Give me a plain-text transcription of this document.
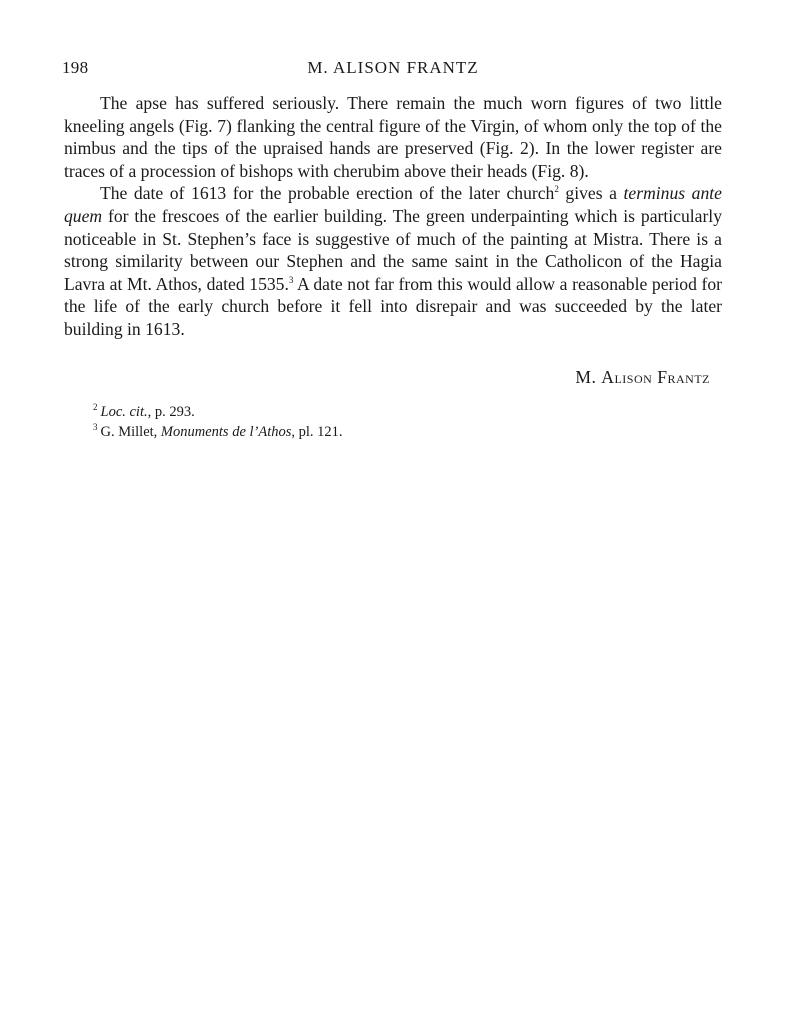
198	M. ALISON FRANTZ

The apse has suffered seriously. There remain the much worn figures of two little kneeling angels (Fig. 7) flanking the central figure of the Virgin, of whom only the top of the nimbus and the tips of the upraised hands are preserved (Fig. 2). In the lower register are traces of a procession of bishops with cherubim above their heads (Fig. 8).

The date of 1613 for the probable erection of the later church$^2$ gives a terminus ante quem for the frescoes of the earlier building. The green underpainting which is particularly noticeable in St. Stephen’s face is suggestive of much of the painting at Mistra. There is a strong similarity between our Stephen and the same saint in the Catholicon of the Hagia Lavra at Mt. Athos, dated 1535.$^3$ A date not far from this would allow a reasonable period for the life of the early church before it fell into disrepair and was succeeded by the later building in 1613.

M. Alison Frantz
$^2$ Loc. cit., p. 293.
$^3$ G. Millet, Monuments de l’Athos, pl. 121.
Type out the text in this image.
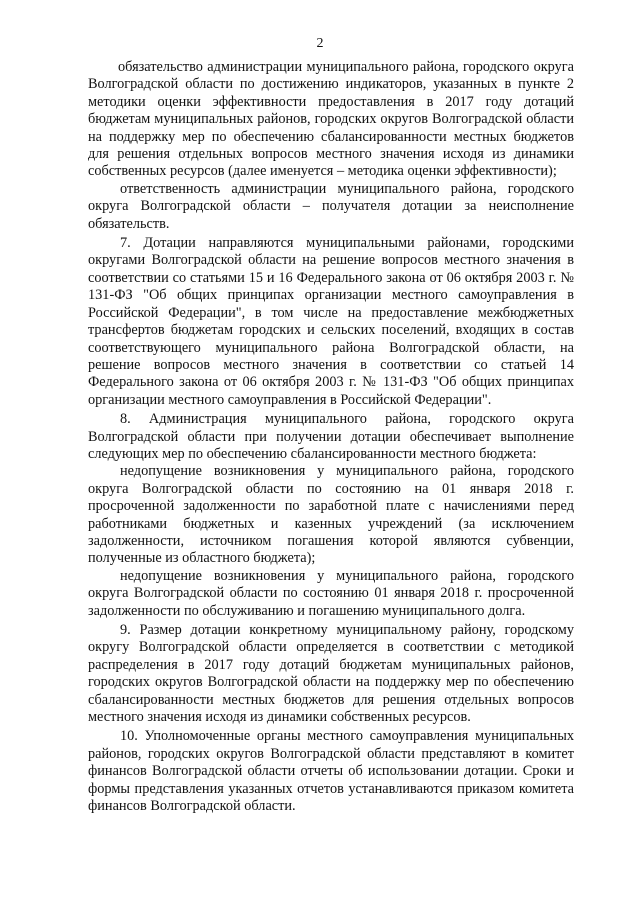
2

обязательство администрации муниципального района, городского округа Волгоградской области по достижению индикаторов, указанных в пункте 2 методики оценки эффективности предоставления в 2017 году дотаций бюджетам муниципальных районов, городских округов Волгоградской области на поддержку мер по обеспечению сбалансированности местных бюджетов для решения отдельных вопросов местного значения исходя из динамики собственных ресурсов (далее именуется – методика оценки эффективности);

ответственность администрации муниципального района, городского округа Волгоградской области – получателя дотации за неисполнение обязательств.

7. Дотации направляются муниципальными районами, городскими округами Волгоградской области на решение вопросов местного значения в соответствии со статьями 15 и 16 Федерального закона от 06 октября 2003 г. № 131-ФЗ "Об общих принципах организации местного самоуправления в Российской Федерации", в том числе на предоставление межбюджетных трансфертов бюджетам городских и сельских поселений, входящих в состав соответствующего муниципального района Волгоградской области, на решение вопросов местного значения в соответствии со статьей 14 Федерального закона от 06 октября 2003 г. № 131-ФЗ "Об общих принципах организации местного самоуправления в Российской Федерации".

8. Администрация муниципального района, городского округа Волгоградской области при получении дотации обеспечивает выполнение следующих мер по обеспечению сбалансированности местного бюджета:

недопущение возникновения у муниципального района, городского округа Волгоградской области по состоянию на 01 января 2018 г. просроченной задолженности по заработной плате с начислениями перед работниками бюджетных и казенных учреждений (за исключением задолженности, источником погашения которой являются субвенции, полученные из областного бюджета);

недопущение возникновения у муниципального района, городского округа Волгоградской области по состоянию 01 января 2018 г. просроченной задолженности по обслуживанию и погашению муниципального долга.

9. Размер дотации конкретному муниципальному району, городскому округу Волгоградской области определяется в соответствии с методикой распределения в 2017 году дотаций бюджетам муниципальных районов, городских округов Волгоградской области на поддержку мер по обеспечению сбалансированности местных бюджетов для решения отдельных вопросов местного значения исходя из динамики собственных ресурсов.

10. Уполномоченные органы местного самоуправления муниципальных районов, городских округов Волгоградской области представляют в комитет финансов Волгоградской области отчеты об использовании дотации. Сроки и формы представления указанных отчетов устанавливаются приказом комитета финансов Волгоградской области.
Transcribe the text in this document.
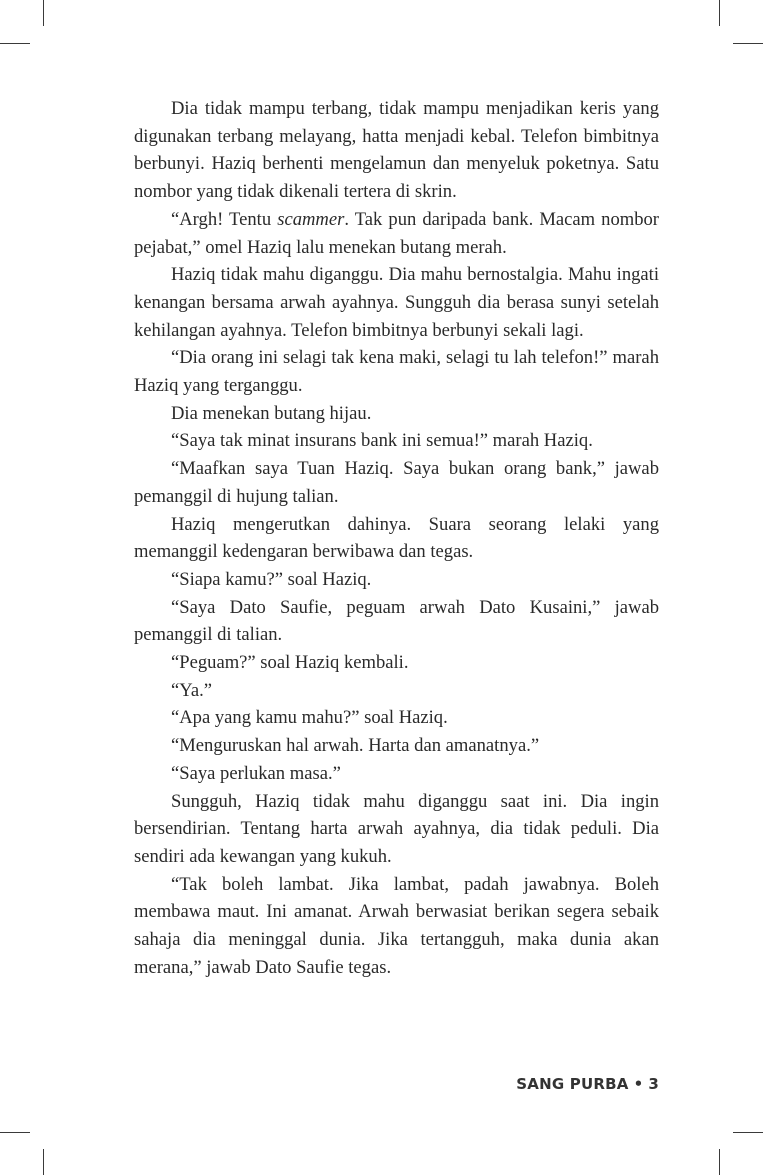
Dia tidak mampu terbang, tidak mampu menjadikan keris yang digunakan terbang melayang, hatta menjadi kebal. Telefon bimbitnya berbunyi. Haziq berhenti mengelamun dan menyeluk poketnya. Satu nombor yang tidak dikenali tertera di skrin.

“Argh! Tentu scammer. Tak pun daripada bank. Macam nombor pejabat,” omel Haziq lalu menekan butang merah.

Haziq tidak mahu diganggu. Dia mahu bernostalgia. Mahu ingati kenangan bersama arwah ayahnya. Sungguh dia berasa sunyi setelah kehilangan ayahnya. Telefon bimbitnya berbunyi sekali lagi.

“Dia orang ini selagi tak kena maki, selagi tu lah telefon!” marah Haziq yang terganggu.

Dia menekan butang hijau.

“Saya tak minat insurans bank ini semua!” marah Haziq.

“Maafkan saya Tuan Haziq. Saya bukan orang bank,” jawab pemanggil di hujung talian.

Haziq mengerutkan dahinya. Suara seorang lelaki yang memanggil kedengaran berwibawa dan tegas.

“Siapa kamu?” soal Haziq.

“Saya Dato Saufie, peguam arwah Dato Kusaini,” jawab pemanggil di talian.

“Peguam?” soal Haziq kembali.

“Ya.”

“Apa yang kamu mahu?” soal Haziq.

“Menguruskan hal arwah. Harta dan amanatnya.”

“Saya perlukan masa.”

Sungguh, Haziq tidak mahu diganggu saat ini. Dia ingin bersendirian. Tentang harta arwah ayahnya, dia tidak peduli. Dia sendiri ada kewangan yang kukuh.

“Tak boleh lambat. Jika lambat, padah jawabnya. Boleh membawa maut. Ini amanat. Arwah berwasiat berikan segera sebaik sahaja dia meninggal dunia. Jika tertangguh, maka dunia akan merana,” jawab Dato Saufie tegas.

SANG PURBA • 3
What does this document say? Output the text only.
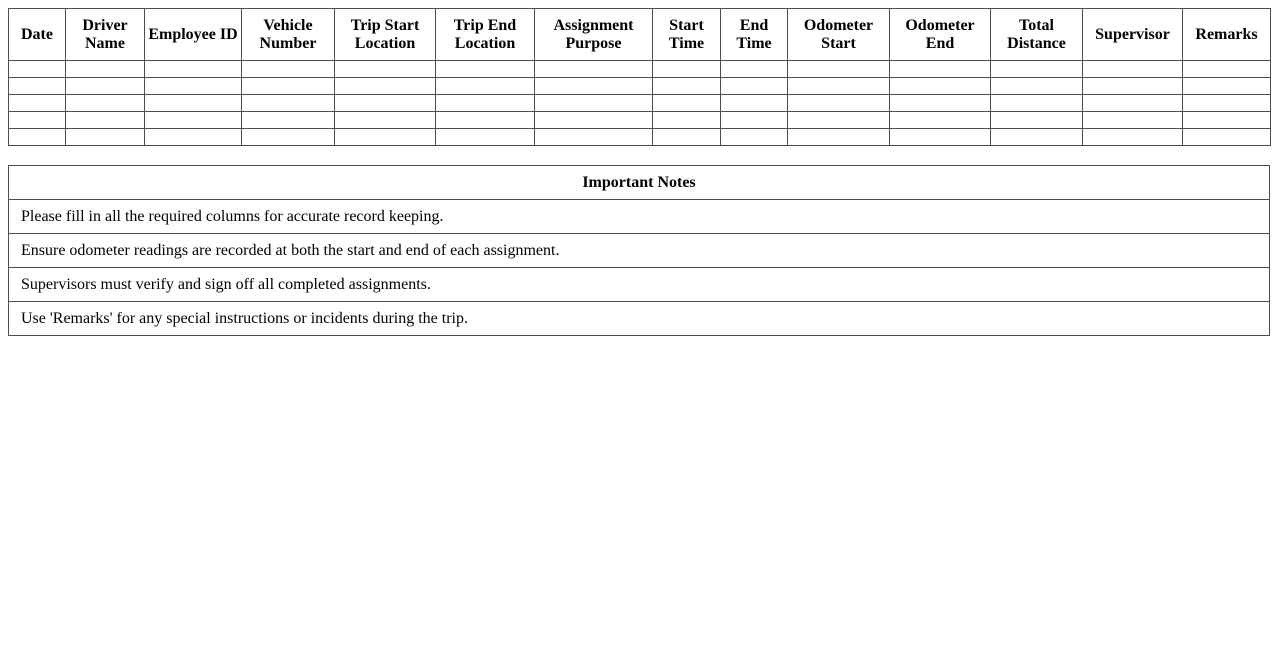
Date	Driver Name	Employee ID	Vehicle Number	Trip Start Location	Trip End Location	Assignment Purpose	Start Time	End Time	Odometer Start	Odometer End	Total Distance	Supervisor	Remarks

Important Notes
Please fill in all the required columns for accurate record keeping.
Ensure odometer readings are recorded at both the start and end of each assignment.
Supervisors must verify and sign off all completed assignments.
Use 'Remarks' for any special instructions or incidents during the trip.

STATED GOAL: Tell how many lines in the records above contain "сбалансированности", giving the number and no other words.

FINAL RESULT: 3